» **Supplied data**:

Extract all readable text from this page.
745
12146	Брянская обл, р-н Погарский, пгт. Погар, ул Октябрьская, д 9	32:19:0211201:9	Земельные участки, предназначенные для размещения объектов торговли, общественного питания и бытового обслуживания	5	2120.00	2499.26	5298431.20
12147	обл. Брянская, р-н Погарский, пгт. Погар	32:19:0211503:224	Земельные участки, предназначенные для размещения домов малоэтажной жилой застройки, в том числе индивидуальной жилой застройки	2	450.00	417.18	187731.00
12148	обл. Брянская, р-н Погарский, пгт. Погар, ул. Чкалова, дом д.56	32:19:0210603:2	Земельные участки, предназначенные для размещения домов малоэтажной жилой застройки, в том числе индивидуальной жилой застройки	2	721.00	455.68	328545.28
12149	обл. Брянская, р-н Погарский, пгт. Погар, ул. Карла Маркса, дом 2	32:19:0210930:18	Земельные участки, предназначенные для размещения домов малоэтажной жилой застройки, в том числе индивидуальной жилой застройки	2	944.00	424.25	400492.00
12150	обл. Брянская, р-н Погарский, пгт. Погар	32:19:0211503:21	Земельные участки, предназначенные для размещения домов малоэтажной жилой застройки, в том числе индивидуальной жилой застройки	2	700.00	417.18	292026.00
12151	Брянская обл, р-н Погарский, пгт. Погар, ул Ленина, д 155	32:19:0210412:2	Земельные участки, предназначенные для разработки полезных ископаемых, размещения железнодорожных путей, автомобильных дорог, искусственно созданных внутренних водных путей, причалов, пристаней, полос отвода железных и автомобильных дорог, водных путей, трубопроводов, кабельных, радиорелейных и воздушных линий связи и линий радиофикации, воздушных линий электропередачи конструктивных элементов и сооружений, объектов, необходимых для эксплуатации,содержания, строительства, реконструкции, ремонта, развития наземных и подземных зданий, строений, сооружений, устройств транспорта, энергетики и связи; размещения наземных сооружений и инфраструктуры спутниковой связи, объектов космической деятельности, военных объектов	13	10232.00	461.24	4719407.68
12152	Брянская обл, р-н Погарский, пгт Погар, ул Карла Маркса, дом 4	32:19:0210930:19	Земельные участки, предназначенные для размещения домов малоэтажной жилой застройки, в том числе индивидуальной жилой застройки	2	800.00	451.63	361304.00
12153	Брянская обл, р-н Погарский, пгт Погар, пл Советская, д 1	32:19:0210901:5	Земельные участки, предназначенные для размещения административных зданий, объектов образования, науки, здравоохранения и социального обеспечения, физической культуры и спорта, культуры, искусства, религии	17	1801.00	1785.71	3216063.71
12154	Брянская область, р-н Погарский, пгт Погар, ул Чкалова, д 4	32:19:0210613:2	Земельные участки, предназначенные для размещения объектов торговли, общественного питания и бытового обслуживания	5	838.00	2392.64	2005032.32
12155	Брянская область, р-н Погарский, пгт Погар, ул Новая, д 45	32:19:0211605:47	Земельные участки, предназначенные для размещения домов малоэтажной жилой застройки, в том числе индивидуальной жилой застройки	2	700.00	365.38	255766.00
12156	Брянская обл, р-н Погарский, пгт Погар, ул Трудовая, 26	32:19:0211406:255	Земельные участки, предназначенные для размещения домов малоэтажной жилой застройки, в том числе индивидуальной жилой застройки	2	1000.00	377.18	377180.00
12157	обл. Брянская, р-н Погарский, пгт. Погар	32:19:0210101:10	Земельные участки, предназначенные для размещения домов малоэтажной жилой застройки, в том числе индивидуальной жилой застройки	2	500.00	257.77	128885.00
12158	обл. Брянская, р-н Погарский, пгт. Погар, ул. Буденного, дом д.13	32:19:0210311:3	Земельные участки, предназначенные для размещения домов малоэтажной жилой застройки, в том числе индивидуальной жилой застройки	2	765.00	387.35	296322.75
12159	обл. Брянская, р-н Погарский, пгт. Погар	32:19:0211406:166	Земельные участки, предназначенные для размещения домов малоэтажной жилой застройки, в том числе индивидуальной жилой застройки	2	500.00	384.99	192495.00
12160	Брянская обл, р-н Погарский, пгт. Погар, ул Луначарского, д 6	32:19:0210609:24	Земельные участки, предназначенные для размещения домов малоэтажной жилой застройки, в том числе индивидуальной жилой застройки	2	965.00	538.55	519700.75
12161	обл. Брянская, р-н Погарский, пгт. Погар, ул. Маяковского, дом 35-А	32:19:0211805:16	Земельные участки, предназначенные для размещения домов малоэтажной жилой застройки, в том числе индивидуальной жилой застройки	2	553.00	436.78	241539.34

» **Task statement**:
Collect every line above that contains the word "общественного".

» **Problem solution**:
12146	Брянская обл, р-н Погарский, пгт. Погар, ул Октябрьская, д 9	32:19:0211201:9	Земельные участки, предназначенные для размещения объектов торговли, общественного питания и бытового обслуживания	5	2120.00	2499.26	5298431.20
12154	Брянская область, р-н Погарский, пгт Погар, ул Чкалова, д 4	32:19:0210613:2	Земельные участки, предназначенные для размещения объектов торговли, общественного питания и бытового обслуживания	5	838.00	2392.64	2005032.32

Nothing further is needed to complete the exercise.